PROBLEM DESCRIPTION |
Repeat each line exactly as it is written.

(Dataset rows about figures)
^^^^^^^^^^^^^^^^

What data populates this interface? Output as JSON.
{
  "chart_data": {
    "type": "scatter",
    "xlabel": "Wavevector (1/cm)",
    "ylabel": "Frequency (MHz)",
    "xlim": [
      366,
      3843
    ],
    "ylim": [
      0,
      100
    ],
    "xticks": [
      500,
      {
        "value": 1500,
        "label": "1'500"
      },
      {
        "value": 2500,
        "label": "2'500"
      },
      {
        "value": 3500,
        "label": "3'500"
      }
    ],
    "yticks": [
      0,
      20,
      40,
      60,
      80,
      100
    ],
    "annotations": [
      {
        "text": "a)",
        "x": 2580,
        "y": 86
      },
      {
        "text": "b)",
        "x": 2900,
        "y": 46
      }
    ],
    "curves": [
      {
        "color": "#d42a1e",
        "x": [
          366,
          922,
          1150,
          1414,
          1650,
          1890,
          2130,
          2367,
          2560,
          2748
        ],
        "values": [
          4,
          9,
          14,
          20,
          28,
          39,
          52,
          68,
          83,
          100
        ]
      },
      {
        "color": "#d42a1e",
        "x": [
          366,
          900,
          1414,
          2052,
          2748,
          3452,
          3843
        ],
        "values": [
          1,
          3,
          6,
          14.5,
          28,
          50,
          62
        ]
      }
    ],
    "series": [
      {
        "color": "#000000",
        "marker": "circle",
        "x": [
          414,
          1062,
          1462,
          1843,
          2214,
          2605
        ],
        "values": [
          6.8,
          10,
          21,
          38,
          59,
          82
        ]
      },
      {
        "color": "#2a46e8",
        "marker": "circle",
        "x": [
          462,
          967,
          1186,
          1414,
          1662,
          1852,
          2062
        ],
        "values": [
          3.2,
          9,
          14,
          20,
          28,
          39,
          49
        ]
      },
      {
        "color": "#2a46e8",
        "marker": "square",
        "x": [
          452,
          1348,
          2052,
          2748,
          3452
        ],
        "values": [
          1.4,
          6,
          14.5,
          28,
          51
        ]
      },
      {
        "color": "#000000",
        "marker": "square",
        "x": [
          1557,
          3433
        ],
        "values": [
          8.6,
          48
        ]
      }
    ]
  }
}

^^^^^^^^^^^^^^^^

THE COMPLETED TASK |
What data populates this interface? Output as JSON.
{
  "chart_data": {
    "type": "scatter",
    "xlabel": "Wavevector (1/cm)",
    "ylabel": "Frequency (MHz)",
    "xlim": [
      366,
      3843
    ],
    "ylim": [
      0,
      100
    ],
    "xticks": [
      500,
      {
        "value": 1500,
        "label": "1'500"
      },
      {
        "value": 2500,
        "label": "2'500"
      },
      {
        "value": 3500,
        "label": "3'500"
      }
    ],
    "yticks": [
      0,
      20,
      40,
      60,
      80,
      100
    ],
    "annotations": [
      {
        "text": "a)",
        "x": 2580,
        "y": 86
      },
      {
        "text": "b)",
        "x": 2900,
        "y": 46
      }
    ],
    "curves": [
      {
        "color": "#d42a1e",
        "x": [
          366,
          922,
          1150,
          1414,
          1650,
          1890,
          2130,
          2367,
          2560,
          2748
        ],
        "values": [
          4,
          9,
          14,
          20,
          28,
          39,
          52,
          68,
          83,
          100
        ]
      },
      {
        "color": "#d42a1e",
        "x": [
          366,
          900,
          1414,
          2052,
          2748,
          3452,
          3843
        ],
        "values": [
          1,
          3,
          6,
          14.5,
          28,
          50,
          62
        ]
      }
    ],
    "series": [
      {
        "color": "#000000",
        "marker": "circle",
        "x": [
          414,
          1062,
          1462,
          1843,
          2214,
          2605
        ],
        "values": [
          6.8,
          10,
          21,
          38,
          59,
          82
        ]
      },
      {
        "color": "#2a46e8",
        "marker": "circle",
        "x": [
          462,
          967,
          1186,
          1414,
          1662,
          1852,
          2062
        ],
        "values": [
          3.2,
          9,
          14,
          20,
          28,
          39,
          49
        ]
      },
      {
        "color": "#2a46e8",
        "marker": "square",
        "x": [
          452,
          1348,
          2052,
          2748,
          3452
        ],
        "values": [
          1.4,
          6,
          14.5,
          28,
          51
        ]
      },
      {
        "color": "#000000",
        "marker": "square",
        "x": [
          1557,
          3433
        ],
        "values": [
          8.6,
          48
        ]
      }
    ]
  }
}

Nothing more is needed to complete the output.